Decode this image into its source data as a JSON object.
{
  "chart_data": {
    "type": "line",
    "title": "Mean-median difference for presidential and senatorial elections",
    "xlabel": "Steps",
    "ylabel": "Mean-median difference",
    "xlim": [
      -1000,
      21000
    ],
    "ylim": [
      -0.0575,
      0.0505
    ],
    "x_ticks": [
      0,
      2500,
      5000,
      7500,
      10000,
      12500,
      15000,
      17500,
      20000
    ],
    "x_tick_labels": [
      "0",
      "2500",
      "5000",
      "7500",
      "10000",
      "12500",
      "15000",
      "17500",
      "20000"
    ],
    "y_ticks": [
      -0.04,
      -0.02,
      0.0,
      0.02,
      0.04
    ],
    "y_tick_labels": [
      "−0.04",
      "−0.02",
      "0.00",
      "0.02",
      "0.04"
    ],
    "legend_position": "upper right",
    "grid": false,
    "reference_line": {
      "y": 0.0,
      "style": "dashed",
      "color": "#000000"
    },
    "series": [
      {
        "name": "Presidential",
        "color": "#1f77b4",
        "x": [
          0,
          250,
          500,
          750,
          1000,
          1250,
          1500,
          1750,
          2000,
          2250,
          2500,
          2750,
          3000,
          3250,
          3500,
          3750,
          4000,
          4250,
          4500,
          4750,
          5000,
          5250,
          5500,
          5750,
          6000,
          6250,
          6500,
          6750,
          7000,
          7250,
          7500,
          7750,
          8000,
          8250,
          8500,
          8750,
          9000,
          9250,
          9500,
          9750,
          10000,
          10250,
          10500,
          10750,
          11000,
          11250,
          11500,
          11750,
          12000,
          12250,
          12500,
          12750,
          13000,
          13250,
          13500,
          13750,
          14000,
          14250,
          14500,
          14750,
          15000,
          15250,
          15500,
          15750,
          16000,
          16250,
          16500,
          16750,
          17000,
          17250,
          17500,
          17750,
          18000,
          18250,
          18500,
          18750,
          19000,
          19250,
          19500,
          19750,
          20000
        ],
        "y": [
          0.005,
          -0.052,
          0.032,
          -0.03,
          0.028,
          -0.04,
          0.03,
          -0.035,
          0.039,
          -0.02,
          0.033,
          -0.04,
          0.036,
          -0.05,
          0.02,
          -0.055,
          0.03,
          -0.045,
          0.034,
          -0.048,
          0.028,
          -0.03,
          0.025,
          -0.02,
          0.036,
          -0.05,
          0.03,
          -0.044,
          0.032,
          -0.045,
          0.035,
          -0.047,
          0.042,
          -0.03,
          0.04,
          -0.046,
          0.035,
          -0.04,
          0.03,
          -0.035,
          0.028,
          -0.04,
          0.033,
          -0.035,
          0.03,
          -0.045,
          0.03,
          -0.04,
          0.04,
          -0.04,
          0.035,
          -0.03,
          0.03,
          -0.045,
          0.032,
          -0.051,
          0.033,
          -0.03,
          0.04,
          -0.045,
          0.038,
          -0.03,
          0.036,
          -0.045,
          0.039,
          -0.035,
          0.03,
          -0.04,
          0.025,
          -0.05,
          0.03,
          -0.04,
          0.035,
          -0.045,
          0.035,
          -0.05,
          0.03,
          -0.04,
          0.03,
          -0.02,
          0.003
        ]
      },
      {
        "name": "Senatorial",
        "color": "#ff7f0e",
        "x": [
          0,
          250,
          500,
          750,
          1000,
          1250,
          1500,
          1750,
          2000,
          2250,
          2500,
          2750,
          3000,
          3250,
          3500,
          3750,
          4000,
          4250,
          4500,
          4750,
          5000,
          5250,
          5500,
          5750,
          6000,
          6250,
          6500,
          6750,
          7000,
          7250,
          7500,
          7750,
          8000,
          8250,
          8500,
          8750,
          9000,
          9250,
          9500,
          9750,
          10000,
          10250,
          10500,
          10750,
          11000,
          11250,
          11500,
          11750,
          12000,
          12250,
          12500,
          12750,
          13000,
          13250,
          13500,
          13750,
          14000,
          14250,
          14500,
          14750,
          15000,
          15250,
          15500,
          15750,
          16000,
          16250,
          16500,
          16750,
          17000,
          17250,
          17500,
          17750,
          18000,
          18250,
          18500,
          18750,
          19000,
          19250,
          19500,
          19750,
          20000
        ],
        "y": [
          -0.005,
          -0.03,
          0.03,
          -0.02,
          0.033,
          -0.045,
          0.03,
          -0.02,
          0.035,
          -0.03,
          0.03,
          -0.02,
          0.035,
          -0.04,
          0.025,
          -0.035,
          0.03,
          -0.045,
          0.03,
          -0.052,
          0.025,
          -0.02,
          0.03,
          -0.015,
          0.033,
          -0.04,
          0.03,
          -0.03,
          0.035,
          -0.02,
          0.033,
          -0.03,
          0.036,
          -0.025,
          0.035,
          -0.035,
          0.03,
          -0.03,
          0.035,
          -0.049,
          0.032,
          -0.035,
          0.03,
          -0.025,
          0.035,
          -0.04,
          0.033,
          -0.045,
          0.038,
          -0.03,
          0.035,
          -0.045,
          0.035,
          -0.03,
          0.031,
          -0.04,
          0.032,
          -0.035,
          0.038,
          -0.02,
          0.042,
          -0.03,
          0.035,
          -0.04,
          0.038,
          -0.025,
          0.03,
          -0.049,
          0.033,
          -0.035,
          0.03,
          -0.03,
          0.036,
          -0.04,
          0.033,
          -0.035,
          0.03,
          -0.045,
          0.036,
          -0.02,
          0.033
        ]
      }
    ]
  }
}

━━━

Short problem:
Looking at the records above, report how many lines contain the word "median". Answer with the number only.

Answer below:
2